**Extracted data entries:**

________________________

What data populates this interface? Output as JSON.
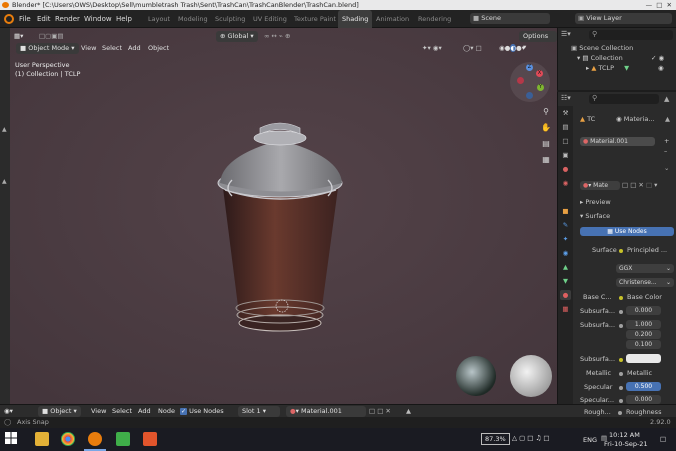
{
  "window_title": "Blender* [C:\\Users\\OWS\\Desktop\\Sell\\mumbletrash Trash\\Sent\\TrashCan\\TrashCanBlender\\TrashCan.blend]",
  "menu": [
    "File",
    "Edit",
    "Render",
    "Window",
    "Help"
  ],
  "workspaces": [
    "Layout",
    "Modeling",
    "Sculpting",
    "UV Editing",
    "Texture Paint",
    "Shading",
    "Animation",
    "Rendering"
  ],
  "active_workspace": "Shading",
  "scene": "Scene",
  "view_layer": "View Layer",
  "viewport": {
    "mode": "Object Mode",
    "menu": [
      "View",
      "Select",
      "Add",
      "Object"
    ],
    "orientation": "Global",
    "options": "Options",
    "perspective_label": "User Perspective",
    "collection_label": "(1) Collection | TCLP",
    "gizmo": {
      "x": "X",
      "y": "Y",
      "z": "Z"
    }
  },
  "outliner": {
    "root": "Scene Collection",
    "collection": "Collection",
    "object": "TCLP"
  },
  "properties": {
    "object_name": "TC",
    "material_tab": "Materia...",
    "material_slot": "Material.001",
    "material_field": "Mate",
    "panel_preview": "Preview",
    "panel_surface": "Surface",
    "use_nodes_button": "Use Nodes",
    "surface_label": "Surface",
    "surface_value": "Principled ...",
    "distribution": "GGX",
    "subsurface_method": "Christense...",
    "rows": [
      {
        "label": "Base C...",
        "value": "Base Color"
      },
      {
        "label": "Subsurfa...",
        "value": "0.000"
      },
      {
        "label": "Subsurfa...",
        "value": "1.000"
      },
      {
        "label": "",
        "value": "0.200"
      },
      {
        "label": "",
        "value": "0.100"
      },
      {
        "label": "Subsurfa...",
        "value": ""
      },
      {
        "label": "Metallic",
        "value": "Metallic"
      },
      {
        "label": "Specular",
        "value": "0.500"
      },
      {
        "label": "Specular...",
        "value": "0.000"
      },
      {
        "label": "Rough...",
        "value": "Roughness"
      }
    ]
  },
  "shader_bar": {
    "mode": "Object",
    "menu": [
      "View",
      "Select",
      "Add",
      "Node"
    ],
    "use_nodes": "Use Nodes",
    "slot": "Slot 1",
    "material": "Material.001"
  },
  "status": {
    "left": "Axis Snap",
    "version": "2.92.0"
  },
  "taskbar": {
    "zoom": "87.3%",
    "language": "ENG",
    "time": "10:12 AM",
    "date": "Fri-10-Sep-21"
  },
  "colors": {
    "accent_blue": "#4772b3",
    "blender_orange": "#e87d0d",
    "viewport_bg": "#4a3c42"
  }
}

________________________

**GIVEN REQUEST:** Every record above should be transcribed exactly; the pictures stay out of the copy.

**SOLUTION TO THIS PROBLEM:**
What data populates this interface? Output as JSON.
{
  "window_title": "Blender* [C:\\Users\\OWS\\Desktop\\Sell\\mumbletrash Trash\\Sent\\TrashCan\\TrashCanBlender\\TrashCan.blend]",
  "menu": [
    "File",
    "Edit",
    "Render",
    "Window",
    "Help"
  ],
  "workspaces": [
    "Layout",
    "Modeling",
    "Sculpting",
    "UV Editing",
    "Texture Paint",
    "Shading",
    "Animation",
    "Rendering"
  ],
  "active_workspace": "Shading",
  "scene": "Scene",
  "view_layer": "View Layer",
  "viewport": {
    "mode": "Object Mode",
    "menu": [
      "View",
      "Select",
      "Add",
      "Object"
    ],
    "orientation": "Global",
    "options": "Options",
    "perspective_label": "User Perspective",
    "collection_label": "(1) Collection | TCLP",
    "gizmo": {
      "x": "X",
      "y": "Y",
      "z": "Z"
    }
  },
  "outliner": {
    "root": "Scene Collection",
    "collection": "Collection",
    "object": "TCLP"
  },
  "properties": {
    "object_name": "TC",
    "material_tab": "Materia...",
    "material_slot": "Material.001",
    "material_field": "Mate",
    "panel_preview": "Preview",
    "panel_surface": "Surface",
    "use_nodes_button": "Use Nodes",
    "surface_label": "Surface",
    "surface_value": "Principled ...",
    "distribution": "GGX",
    "subsurface_method": "Christense...",
    "rows": [
      {
        "label": "Base C...",
        "value": "Base Color"
      },
      {
        "label": "Subsurfa...",
        "value": "0.000"
      },
      {
        "label": "Subsurfa...",
        "value": "1.000"
      },
      {
        "label": "",
        "value": "0.200"
      },
      {
        "label": "",
        "value": "0.100"
      },
      {
        "label": "Subsurfa...",
        "value": ""
      },
      {
        "label": "Metallic",
        "value": "Metallic"
      },
      {
        "label": "Specular",
        "value": "0.500"
      },
      {
        "label": "Specular...",
        "value": "0.000"
      },
      {
        "label": "Rough...",
        "value": "Roughness"
      }
    ]
  },
  "shader_bar": {
    "mode": "Object",
    "menu": [
      "View",
      "Select",
      "Add",
      "Node"
    ],
    "use_nodes": "Use Nodes",
    "slot": "Slot 1",
    "material": "Material.001"
  },
  "status": {
    "left": "Axis Snap",
    "version": "2.92.0"
  },
  "taskbar": {
    "zoom": "87.3%",
    "language": "ENG",
    "time": "10:12 AM",
    "date": "Fri-10-Sep-21"
  },
  "colors": {
    "accent_blue": "#4772b3",
    "blender_orange": "#e87d0d",
    "viewport_bg": "#4a3c42"
  }
}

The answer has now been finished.